_Work instructions_
Will you output the entries below exactly, skipping every image they contain?

_Data extract_
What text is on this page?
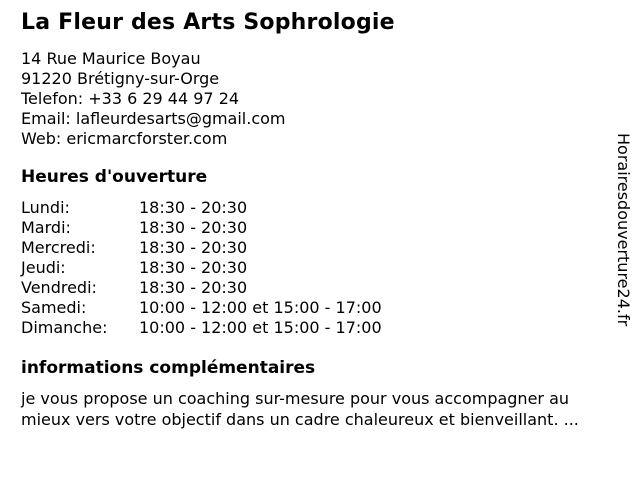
La Fleur des Arts Sophrologie
14 Rue Maurice Boyau
91220 Brétigny-sur-Orge
Telefon: +33 6 29 44 97 24
Email: lafleurdesarts@gmail.com
Web: ericmarcforster.com
Heures d'ouverture
Lundi:	18:30 - 20:30
Mardi:	18:30 - 20:30
Mercredi:	18:30 - 20:30
Jeudi:	18:30 - 20:30
Vendredi:	18:30 - 20:30
Samedi:	10:00 - 12:00 et 15:00 - 17:00
Dimanche:	10:00 - 12:00 et 15:00 - 17:00
informations complémentaires

je vous propose un coaching sur-mesure pour vous accompagner au mieux vers votre objectif dans un cadre chaleureux et bienveillant. ...

Horairesdouverture24.fr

_Written reply_
What text is on this page?
La Fleur des Arts Sophrologie
14 Rue Maurice Boyau
91220 Brétigny-sur-Orge
Telefon: +33 6 29 44 97 24
Email: lafleurdesarts@gmail.com
Web: ericmarcforster.com
Heures d'ouverture
Lundi:	18:30 - 20:30
Mardi:	18:30 - 20:30
Mercredi:	18:30 - 20:30
Jeudi:	18:30 - 20:30
Vendredi:	18:30 - 20:30
Samedi:	10:00 - 12:00 et 15:00 - 17:00
Dimanche:	10:00 - 12:00 et 15:00 - 17:00
informations complémentaires

je vous propose un coaching sur-mesure pour vous accompagner au mieux vers votre objectif dans un cadre chaleureux et bienveillant. ...

Horairesdouverture24.fr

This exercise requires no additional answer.